Locate every line below that contains the word "variable" and copy it.

**RECORDS FOR THE EXERCISE**
= = = =

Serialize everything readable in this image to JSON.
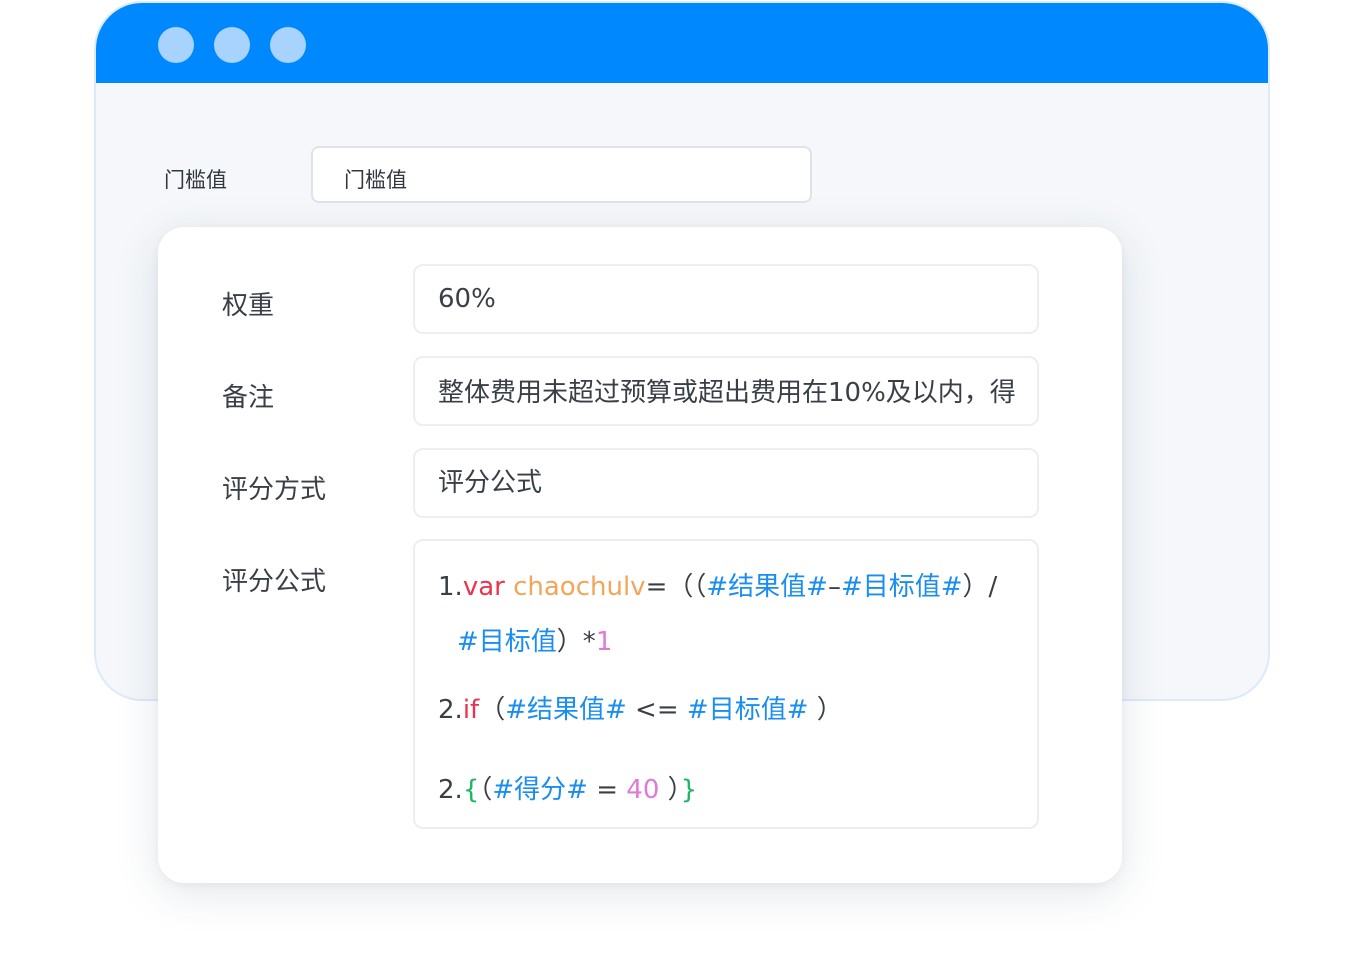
{
  "window": {
    "traffic_lights": [
      "window-dot-1",
      "window-dot-2",
      "window-dot-3"
    ],
    "titlebar_color": "#0088ff"
  },
  "threshold": {
    "label": "门槛值",
    "value": "门槛值"
  },
  "form": {
    "weight": {
      "label": "权重",
      "value": "60%"
    },
    "remark": {
      "label": "备注",
      "value": "整体费用未超过预算或超出费用在10%及以内，得"
    },
    "scoring_method": {
      "label": "评分方式",
      "value": "评分公式"
    },
    "formula": {
      "label": "评分公式",
      "line1": {
        "prefix": "1.",
        "keyword": "var",
        "space": " ",
        "variable": "chaochulv",
        "op1": "=（（",
        "result_token": "#结果值#",
        "minus": "–",
        "target_token": "#目标值#",
        "close_div": "）/"
      },
      "line1b": {
        "target_token": "#目标值",
        "close_mult": "）*",
        "number": "1"
      },
      "line2": {
        "prefix": "2.",
        "keyword": "if",
        "open": "（",
        "result_token": "#结果值#",
        "compare": " <= ",
        "target_token": "#目标值#",
        "close": " ）"
      },
      "line3": {
        "prefix": "2.",
        "brace_open": "{",
        "open": "（",
        "score_token": "#得分#",
        "equals": " = ",
        "number": "40",
        "close": " ）",
        "brace_close": "}"
      }
    }
  },
  "colors": {
    "keyword": "#e8344e",
    "variable": "#f2a65a",
    "token": "#1a8ef0",
    "number": "#e07ad6",
    "brace": "#1fb563"
  }
}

= = = =

**WRITTEN ANSWER**
        "variable": "chaochulv",
    "variable": "#f2a65a",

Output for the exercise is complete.